#### Task description:
Where a line in the listing contains the string "BESM", copy that line out.
-- START --
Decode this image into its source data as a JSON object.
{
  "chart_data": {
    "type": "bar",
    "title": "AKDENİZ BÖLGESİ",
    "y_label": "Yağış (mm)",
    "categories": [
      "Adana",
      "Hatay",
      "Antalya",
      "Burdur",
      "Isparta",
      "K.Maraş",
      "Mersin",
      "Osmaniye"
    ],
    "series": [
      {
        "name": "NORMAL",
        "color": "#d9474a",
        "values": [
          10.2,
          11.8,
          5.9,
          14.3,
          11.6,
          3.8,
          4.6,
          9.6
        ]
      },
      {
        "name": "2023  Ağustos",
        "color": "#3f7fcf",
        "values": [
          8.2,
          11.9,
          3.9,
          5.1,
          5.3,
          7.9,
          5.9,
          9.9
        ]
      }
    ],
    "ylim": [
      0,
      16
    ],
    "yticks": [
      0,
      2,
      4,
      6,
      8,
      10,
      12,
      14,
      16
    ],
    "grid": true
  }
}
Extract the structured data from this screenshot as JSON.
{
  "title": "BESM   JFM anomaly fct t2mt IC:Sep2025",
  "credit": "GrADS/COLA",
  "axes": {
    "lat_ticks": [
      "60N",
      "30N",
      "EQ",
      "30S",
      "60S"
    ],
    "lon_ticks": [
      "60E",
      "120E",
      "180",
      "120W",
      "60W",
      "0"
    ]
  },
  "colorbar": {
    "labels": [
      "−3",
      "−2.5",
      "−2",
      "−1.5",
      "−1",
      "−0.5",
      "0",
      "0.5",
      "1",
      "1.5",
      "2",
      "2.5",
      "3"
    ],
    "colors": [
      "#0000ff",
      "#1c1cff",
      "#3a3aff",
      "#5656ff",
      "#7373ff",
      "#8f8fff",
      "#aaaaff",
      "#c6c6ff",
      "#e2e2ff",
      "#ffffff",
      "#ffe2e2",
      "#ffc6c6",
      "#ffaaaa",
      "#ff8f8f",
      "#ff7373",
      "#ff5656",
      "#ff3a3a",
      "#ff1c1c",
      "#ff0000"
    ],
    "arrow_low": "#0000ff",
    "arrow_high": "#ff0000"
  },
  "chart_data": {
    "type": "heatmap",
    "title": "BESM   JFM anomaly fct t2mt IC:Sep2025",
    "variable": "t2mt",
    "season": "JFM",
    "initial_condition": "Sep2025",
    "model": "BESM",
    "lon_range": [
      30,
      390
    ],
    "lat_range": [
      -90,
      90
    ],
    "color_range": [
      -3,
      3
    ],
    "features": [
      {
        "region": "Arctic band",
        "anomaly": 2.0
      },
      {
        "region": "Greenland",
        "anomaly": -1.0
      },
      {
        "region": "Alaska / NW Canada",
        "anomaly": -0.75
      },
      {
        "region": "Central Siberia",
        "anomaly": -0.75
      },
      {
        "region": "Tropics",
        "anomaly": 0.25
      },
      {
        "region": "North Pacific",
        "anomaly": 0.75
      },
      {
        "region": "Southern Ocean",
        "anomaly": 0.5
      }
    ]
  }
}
-- END --
#### Exercise answer:
  "title": "BESM   JFM anomaly fct t2mt IC:Sep2025",
    "title": "BESM   JFM anomaly fct t2mt IC:Sep2025",
    "model": "BESM",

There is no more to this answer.